TASK:
Seek out every line containing the word "document", and copy each.

EXTRACTED ENTRIES:
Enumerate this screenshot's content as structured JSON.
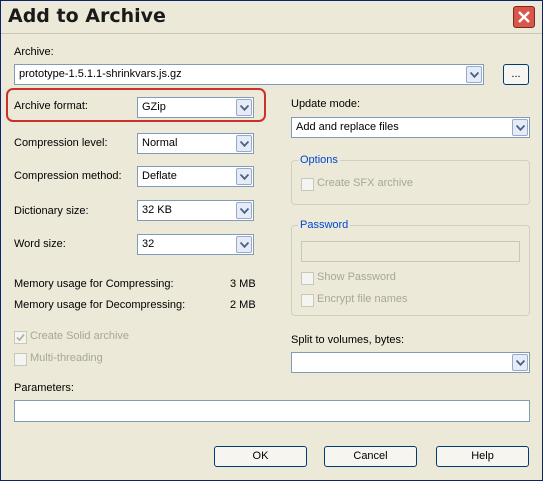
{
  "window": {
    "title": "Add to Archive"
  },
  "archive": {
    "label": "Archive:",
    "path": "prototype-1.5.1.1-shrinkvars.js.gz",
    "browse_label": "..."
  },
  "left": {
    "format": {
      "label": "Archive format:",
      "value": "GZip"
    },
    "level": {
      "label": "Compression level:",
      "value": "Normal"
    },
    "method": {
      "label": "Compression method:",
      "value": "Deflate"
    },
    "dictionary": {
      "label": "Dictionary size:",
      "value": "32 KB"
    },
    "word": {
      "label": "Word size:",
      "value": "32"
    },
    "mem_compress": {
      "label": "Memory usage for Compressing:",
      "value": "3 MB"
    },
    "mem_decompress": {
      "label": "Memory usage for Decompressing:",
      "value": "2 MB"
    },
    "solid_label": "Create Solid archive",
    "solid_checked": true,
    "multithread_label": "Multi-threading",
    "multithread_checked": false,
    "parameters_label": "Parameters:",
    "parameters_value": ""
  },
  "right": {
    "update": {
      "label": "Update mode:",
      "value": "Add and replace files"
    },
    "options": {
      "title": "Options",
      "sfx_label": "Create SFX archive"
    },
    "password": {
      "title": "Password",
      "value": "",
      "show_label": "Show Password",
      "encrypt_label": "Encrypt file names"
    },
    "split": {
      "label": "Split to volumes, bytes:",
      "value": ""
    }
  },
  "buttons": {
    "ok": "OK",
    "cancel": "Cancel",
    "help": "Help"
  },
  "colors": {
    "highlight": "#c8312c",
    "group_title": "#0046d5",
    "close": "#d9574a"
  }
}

* * *

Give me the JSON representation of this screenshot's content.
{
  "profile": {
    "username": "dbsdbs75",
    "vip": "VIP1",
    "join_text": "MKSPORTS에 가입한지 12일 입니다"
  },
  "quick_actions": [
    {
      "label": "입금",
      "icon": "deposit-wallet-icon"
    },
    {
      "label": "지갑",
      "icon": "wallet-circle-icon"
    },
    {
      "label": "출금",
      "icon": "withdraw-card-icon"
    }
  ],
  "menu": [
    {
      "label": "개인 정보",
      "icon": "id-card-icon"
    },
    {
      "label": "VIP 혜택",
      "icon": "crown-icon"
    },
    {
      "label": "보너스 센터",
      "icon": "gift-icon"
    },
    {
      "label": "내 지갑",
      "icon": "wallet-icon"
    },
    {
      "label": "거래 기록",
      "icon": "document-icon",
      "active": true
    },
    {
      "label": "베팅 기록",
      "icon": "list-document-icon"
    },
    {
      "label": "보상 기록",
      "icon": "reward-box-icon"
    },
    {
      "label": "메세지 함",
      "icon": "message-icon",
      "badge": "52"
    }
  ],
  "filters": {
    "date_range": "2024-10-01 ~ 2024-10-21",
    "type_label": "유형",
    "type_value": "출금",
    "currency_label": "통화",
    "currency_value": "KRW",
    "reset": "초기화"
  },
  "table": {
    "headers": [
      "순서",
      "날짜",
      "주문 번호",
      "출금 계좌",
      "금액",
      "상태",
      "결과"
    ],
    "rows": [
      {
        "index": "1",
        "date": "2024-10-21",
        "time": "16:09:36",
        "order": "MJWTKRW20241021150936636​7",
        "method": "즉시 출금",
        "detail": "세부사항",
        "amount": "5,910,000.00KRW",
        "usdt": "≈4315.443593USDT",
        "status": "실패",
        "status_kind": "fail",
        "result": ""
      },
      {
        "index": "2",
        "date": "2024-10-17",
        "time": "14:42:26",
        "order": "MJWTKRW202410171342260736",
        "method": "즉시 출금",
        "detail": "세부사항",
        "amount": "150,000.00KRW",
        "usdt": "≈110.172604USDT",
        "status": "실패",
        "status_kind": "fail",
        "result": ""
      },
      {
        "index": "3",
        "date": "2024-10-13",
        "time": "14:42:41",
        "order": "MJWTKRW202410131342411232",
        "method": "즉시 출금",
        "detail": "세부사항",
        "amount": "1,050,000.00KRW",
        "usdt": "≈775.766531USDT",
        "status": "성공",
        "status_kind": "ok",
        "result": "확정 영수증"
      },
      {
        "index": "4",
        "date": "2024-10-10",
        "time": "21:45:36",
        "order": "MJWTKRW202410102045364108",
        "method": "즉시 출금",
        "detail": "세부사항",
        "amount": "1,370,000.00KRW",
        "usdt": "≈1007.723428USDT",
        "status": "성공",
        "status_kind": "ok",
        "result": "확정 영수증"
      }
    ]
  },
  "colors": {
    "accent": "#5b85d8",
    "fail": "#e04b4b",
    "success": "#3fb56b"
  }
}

FULL ANSWER:
      "icon": "document-icon",
      "icon": "list-document-icon"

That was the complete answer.